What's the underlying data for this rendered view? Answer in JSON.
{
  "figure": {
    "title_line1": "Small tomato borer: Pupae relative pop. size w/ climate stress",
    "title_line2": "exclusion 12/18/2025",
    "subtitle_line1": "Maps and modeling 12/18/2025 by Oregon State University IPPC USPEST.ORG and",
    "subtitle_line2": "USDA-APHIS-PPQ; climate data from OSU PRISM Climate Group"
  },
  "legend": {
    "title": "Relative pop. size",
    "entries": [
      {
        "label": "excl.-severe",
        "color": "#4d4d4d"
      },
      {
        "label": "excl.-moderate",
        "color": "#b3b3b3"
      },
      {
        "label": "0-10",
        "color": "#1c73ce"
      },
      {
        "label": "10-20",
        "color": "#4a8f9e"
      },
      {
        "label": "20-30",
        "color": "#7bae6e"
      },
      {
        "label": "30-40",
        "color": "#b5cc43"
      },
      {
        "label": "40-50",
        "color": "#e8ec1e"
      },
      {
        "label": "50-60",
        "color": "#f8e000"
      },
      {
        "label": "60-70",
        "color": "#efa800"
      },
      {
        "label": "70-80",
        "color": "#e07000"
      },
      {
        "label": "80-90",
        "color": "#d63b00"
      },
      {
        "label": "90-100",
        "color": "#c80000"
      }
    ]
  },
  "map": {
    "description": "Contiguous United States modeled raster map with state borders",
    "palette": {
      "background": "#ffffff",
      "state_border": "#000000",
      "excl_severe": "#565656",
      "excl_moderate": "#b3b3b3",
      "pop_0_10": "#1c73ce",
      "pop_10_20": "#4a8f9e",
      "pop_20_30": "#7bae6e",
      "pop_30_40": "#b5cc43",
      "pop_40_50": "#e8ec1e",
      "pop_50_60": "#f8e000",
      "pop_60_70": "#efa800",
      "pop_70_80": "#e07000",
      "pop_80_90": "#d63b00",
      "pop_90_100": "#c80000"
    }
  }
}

* * *

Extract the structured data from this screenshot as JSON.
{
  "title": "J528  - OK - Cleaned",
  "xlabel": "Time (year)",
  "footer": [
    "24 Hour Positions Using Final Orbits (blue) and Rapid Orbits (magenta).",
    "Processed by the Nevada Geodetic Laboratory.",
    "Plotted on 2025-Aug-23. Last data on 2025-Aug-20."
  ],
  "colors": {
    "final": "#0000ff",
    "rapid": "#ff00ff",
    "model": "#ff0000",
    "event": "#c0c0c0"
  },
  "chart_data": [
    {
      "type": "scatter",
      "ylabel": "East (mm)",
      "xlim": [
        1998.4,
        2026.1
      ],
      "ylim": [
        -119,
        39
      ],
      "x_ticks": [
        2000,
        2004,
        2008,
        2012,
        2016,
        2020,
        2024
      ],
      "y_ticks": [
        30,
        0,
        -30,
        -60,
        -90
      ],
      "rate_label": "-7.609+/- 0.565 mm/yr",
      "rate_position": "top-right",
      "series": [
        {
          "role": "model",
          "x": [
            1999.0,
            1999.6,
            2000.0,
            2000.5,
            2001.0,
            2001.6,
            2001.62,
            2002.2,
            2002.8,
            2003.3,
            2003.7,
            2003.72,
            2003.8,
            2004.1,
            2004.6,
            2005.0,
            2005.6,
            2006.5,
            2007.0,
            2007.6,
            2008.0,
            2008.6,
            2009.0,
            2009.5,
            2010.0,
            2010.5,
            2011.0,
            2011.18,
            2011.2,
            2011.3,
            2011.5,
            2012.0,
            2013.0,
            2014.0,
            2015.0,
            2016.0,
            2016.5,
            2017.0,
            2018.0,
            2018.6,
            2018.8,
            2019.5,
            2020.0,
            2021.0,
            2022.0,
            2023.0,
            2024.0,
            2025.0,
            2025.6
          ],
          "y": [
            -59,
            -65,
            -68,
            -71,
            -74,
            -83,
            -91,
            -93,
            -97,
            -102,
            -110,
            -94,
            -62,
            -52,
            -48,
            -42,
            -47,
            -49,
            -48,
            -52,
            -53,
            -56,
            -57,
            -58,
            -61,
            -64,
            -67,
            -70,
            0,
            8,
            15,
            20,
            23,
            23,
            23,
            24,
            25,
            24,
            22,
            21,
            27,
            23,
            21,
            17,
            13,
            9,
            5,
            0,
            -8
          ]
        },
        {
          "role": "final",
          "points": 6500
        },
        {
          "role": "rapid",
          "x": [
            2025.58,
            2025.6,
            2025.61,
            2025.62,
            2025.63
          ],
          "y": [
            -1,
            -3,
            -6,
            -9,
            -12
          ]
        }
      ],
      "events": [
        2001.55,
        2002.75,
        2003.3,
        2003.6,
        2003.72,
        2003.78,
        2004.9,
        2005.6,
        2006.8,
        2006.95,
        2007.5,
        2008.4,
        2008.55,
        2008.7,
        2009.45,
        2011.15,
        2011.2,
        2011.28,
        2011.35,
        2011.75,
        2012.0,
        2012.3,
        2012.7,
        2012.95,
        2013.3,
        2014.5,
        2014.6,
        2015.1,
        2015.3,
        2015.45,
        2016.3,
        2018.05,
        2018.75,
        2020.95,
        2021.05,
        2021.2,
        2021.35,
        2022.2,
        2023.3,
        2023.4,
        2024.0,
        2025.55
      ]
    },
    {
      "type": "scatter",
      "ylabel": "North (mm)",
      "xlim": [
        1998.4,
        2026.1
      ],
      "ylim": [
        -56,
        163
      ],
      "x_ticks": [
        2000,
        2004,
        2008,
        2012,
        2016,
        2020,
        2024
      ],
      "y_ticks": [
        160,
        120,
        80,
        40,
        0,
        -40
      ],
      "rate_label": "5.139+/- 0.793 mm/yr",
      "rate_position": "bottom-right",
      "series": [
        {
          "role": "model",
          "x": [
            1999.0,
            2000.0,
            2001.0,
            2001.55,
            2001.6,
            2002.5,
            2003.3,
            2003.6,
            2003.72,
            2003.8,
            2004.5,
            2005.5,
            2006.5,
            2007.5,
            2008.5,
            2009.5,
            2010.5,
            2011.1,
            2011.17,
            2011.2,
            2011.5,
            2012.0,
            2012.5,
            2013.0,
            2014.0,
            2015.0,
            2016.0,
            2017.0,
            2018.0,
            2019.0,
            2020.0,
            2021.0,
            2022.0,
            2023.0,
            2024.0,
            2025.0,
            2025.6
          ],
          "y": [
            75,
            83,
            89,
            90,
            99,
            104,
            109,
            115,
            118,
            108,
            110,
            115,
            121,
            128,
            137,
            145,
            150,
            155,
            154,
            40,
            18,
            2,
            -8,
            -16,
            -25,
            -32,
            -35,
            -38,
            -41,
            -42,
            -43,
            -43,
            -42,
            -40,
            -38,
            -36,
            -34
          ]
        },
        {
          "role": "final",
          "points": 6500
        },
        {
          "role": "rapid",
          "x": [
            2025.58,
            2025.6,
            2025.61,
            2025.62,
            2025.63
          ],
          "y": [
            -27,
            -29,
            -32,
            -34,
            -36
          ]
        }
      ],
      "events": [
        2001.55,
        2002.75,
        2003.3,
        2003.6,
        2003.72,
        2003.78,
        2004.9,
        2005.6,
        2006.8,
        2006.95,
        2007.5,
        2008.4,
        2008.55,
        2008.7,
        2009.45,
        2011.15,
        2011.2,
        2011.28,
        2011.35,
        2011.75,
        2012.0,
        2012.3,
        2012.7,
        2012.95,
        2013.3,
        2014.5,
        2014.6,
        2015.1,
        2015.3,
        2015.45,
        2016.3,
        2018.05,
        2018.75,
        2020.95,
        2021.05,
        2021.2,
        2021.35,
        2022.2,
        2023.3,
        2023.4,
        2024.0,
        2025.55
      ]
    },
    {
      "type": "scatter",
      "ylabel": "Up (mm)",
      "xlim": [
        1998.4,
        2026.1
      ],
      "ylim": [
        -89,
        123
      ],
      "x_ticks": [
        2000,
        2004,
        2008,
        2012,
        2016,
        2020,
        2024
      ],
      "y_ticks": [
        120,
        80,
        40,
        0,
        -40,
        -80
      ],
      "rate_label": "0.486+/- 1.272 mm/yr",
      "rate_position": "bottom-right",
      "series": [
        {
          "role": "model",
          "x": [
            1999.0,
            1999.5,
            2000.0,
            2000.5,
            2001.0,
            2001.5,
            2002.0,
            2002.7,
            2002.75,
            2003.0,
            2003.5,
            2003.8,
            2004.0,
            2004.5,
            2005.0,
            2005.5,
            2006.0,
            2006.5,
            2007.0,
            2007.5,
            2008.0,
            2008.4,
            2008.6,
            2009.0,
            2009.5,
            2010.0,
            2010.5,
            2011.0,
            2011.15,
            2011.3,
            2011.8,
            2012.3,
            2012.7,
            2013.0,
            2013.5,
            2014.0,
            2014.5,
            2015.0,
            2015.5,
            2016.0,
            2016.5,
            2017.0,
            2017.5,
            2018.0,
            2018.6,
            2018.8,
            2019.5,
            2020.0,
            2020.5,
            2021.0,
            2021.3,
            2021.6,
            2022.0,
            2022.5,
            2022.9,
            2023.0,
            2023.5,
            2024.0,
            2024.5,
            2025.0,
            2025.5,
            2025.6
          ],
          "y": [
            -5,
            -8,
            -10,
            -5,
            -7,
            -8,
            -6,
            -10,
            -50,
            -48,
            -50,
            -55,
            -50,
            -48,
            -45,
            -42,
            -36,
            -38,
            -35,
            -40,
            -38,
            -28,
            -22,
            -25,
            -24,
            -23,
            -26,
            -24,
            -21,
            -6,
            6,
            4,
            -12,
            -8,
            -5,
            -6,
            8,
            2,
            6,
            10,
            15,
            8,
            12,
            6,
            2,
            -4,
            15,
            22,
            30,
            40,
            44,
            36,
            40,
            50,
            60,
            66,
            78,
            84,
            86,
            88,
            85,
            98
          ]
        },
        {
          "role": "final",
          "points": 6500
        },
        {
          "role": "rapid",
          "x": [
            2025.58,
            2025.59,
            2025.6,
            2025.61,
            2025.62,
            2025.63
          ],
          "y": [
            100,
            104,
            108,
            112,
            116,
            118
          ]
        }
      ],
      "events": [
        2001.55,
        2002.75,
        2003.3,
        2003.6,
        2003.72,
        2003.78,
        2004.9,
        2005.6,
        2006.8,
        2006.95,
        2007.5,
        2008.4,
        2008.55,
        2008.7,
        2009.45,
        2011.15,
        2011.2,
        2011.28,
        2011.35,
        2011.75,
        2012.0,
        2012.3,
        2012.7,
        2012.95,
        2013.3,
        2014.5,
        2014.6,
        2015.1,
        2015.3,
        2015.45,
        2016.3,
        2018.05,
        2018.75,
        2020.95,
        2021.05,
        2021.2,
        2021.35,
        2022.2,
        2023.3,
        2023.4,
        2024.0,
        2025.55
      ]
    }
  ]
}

- **DIRECTIVE**: Copy out each line of the records that holds the string "this".

- **RESULT BELOW**:
What's the underlying data for this rendered view? Answer in JSON.
Extract the structured data from this screenshot as JSON.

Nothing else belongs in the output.